Dataset content:

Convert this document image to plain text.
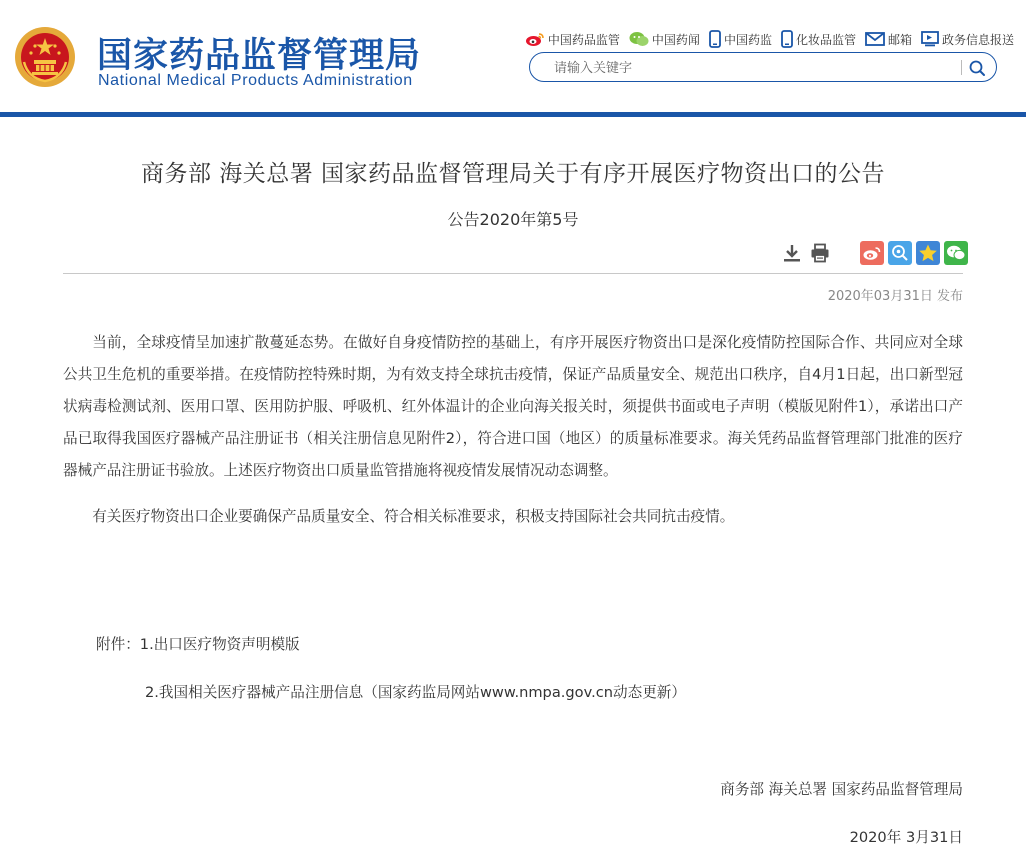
国家药品监督管理局
National Medical Products Administration
中国药品监管	中国药闻 中国药监 化妆品监管	邮箱	政务信息报送
请输入关键字
商务部 海关总署 国家药品监督管理局关于有序开展医疗物资出口的公告
公告2020年第5号
2020年03月31日 发布

当前，全球疫情呈加速扩散蔓延态势。在做好自身疫情防控的基础上，有序开展医疗物资出口是深化疫情防控国际合作、共同应对全球公共卫生危机的重要举措。在疫情防控特殊时期，为有效支持全球抗击疫情，保证产品质量安全、规范出口秩序，自4月1日起，出口新型冠状病毒检测试剂、医用口罩、医用防护服、呼吸机、红外体温计的企业向海关报关时，须提供书面或电子声明（模版见附件1），承诺出口产品已取得我国医疗器械产品注册证书（相关注册信息见附件2），符合进口国（地区）的质量标准要求。海关凭药品监督管理部门批准的医疗器械产品注册证书验放。上述医疗物资出口质量监管措施将视疫情发展情况动态调整。

有关医疗物资出口企业要确保产品质量安全、符合相关标准要求，积极支持国际社会共同抗击疫情。

附件：1.出口医疗物资声明模版
2.我国相关医疗器械产品注册信息（国家药监局网站www.nmpa.gov.cn动态更新）
商务部 海关总署 国家药品监督管理局
2020年 3月31日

Aim of the task: Make an exact copy of every entry above, minus the images.

Response:
Convert this document image to plain text.
国家药品监督管理局
National Medical Products Administration
中国药品监管	中国药闻 中国药监 化妆品监管	邮箱	政务信息报送
请输入关键字
商务部 海关总署 国家药品监督管理局关于有序开展医疗物资出口的公告
公告2020年第5号
2020年03月31日 发布

当前，全球疫情呈加速扩散蔓延态势。在做好自身疫情防控的基础上，有序开展医疗物资出口是深化疫情防控国际合作、共同应对全球公共卫生危机的重要举措。在疫情防控特殊时期，为有效支持全球抗击疫情，保证产品质量安全、规范出口秩序，自4月1日起，出口新型冠状病毒检测试剂、医用口罩、医用防护服、呼吸机、红外体温计的企业向海关报关时，须提供书面或电子声明（模版见附件1），承诺出口产品已取得我国医疗器械产品注册证书（相关注册信息见附件2），符合进口国（地区）的质量标准要求。海关凭药品监督管理部门批准的医疗器械产品注册证书验放。上述医疗物资出口质量监管措施将视疫情发展情况动态调整。

有关医疗物资出口企业要确保产品质量安全、符合相关标准要求，积极支持国际社会共同抗击疫情。

附件：1.出口医疗物资声明模版
2.我国相关医疗器械产品注册信息（国家药监局网站www.nmpa.gov.cn动态更新）
商务部 海关总署 国家药品监督管理局
2020年 3月31日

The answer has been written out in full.